§ AIM OF THE TASK: Each record needs to be echoed exactly; can you do that?

## start PROVIDED MATERIAL

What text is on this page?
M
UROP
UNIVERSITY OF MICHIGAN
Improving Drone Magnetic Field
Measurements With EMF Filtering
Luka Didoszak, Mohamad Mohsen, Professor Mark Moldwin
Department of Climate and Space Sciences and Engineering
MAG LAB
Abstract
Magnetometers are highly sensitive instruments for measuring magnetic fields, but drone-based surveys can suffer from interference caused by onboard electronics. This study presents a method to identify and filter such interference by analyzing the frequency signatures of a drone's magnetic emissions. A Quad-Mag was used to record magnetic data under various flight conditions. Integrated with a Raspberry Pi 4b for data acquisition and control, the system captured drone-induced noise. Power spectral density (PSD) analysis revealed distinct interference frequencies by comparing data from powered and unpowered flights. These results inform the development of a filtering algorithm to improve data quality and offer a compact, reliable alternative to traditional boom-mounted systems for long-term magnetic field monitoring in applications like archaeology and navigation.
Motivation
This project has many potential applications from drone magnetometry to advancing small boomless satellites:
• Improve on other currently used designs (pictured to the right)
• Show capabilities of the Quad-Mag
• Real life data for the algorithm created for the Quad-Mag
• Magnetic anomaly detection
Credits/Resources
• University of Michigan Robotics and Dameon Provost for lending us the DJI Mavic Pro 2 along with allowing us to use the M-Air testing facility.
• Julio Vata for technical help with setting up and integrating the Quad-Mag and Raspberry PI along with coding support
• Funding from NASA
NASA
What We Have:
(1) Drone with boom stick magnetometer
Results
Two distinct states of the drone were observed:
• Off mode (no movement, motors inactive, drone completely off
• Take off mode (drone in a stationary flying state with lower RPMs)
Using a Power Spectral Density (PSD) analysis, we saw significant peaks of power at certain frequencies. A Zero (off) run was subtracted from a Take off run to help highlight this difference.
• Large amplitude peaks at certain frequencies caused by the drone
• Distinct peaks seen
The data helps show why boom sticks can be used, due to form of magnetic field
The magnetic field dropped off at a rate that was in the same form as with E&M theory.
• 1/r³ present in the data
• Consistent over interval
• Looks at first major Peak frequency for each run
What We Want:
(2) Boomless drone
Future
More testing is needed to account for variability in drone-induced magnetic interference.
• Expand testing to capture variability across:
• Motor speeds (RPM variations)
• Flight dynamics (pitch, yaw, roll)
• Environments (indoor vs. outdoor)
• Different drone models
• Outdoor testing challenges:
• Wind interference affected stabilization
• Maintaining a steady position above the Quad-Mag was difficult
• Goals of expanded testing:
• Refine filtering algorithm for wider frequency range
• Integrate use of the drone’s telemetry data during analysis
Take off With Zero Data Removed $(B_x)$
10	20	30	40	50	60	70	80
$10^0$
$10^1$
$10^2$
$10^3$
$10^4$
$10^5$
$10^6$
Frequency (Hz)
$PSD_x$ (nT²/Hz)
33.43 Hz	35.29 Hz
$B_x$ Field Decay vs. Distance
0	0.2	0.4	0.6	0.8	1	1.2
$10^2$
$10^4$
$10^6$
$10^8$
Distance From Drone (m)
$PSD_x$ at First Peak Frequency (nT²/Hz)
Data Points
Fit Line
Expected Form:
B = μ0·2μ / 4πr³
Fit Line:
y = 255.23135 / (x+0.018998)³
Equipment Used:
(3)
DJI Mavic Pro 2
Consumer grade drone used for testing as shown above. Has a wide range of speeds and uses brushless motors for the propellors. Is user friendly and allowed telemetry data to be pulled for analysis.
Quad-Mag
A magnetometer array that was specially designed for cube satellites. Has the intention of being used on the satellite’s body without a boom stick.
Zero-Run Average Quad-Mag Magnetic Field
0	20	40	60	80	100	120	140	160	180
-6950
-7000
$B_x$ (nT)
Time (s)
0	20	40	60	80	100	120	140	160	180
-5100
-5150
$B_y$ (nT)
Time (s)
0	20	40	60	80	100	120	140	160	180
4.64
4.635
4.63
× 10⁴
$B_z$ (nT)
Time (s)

## end PROVIDED MATERIAL

§ FULL RESPONSE:
What text is on this page?
M
UROP
UNIVERSITY OF MICHIGAN
Improving Drone Magnetic Field
Measurements With EMF Filtering
Luka Didoszak, Mohamad Mohsen, Professor Mark Moldwin
Department of Climate and Space Sciences and Engineering
MAG LAB
Abstract
Magnetometers are highly sensitive instruments for measuring magnetic fields, but drone-based surveys can suffer from interference caused by onboard electronics. This study presents a method to identify and filter such interference by analyzing the frequency signatures of a drone's magnetic emissions. A Quad-Mag was used to record magnetic data under various flight conditions. Integrated with a Raspberry Pi 4b for data acquisition and control, the system captured drone-induced noise. Power spectral density (PSD) analysis revealed distinct interference frequencies by comparing data from powered and unpowered flights. These results inform the development of a filtering algorithm to improve data quality and offer a compact, reliable alternative to traditional boom-mounted systems for long-term magnetic field monitoring in applications like archaeology and navigation.
Motivation
This project has many potential applications from drone magnetometry to advancing small boomless satellites:
• Improve on other currently used designs (pictured to the right)
• Show capabilities of the Quad-Mag
• Real life data for the algorithm created for the Quad-Mag
• Magnetic anomaly detection
Credits/Resources
• University of Michigan Robotics and Dameon Provost for lending us the DJI Mavic Pro 2 along with allowing us to use the M-Air testing facility.
• Julio Vata for technical help with setting up and integrating the Quad-Mag and Raspberry PI along with coding support
• Funding from NASA
NASA
What We Have:
(1) Drone with boom stick magnetometer
Results
Two distinct states of the drone were observed:
• Off mode (no movement, motors inactive, drone completely off
• Take off mode (drone in a stationary flying state with lower RPMs)
Using a Power Spectral Density (PSD) analysis, we saw significant peaks of power at certain frequencies. A Zero (off) run was subtracted from a Take off run to help highlight this difference.
• Large amplitude peaks at certain frequencies caused by the drone
• Distinct peaks seen
The data helps show why boom sticks can be used, due to form of magnetic field
The magnetic field dropped off at a rate that was in the same form as with E&M theory.
• 1/r³ present in the data
• Consistent over interval
• Looks at first major Peak frequency for each run
What We Want:
(2) Boomless drone
Future
More testing is needed to account for variability in drone-induced magnetic interference.
• Expand testing to capture variability across:
• Motor speeds (RPM variations)
• Flight dynamics (pitch, yaw, roll)
• Environments (indoor vs. outdoor)
• Different drone models
• Outdoor testing challenges:
• Wind interference affected stabilization
• Maintaining a steady position above the Quad-Mag was difficult
• Goals of expanded testing:
• Refine filtering algorithm for wider frequency range
• Integrate use of the drone’s telemetry data during analysis
Take off With Zero Data Removed $(B_x)$
10	20	30	40	50	60	70	80
$10^0$
$10^1$
$10^2$
$10^3$
$10^4$
$10^5$
$10^6$
Frequency (Hz)
$PSD_x$ (nT²/Hz)
33.43 Hz	35.29 Hz
$B_x$ Field Decay vs. Distance
0	0.2	0.4	0.6	0.8	1	1.2
$10^2$
$10^4$
$10^6$
$10^8$
Distance From Drone (m)
$PSD_x$ at First Peak Frequency (nT²/Hz)
Data Points
Fit Line
Expected Form:
B = μ0·2μ / 4πr³
Fit Line:
y = 255.23135 / (x+0.018998)³
Equipment Used:
(3)
DJI Mavic Pro 2
Consumer grade drone used for testing as shown above. Has a wide range of speeds and uses brushless motors for the propellors. Is user friendly and allowed telemetry data to be pulled for analysis.
Quad-Mag
A magnetometer array that was specially designed for cube satellites. Has the intention of being used on the satellite’s body without a boom stick.
Zero-Run Average Quad-Mag Magnetic Field
0	20	40	60	80	100	120	140	160	180
-6950
-7000
$B_x$ (nT)
Time (s)
0	20	40	60	80	100	120	140	160	180
-5100
-5150
$B_y$ (nT)
Time (s)
0	20	40	60	80	100	120	140	160	180
4.64
4.635
4.63
× 10⁴
$B_z$ (nT)
Time (s)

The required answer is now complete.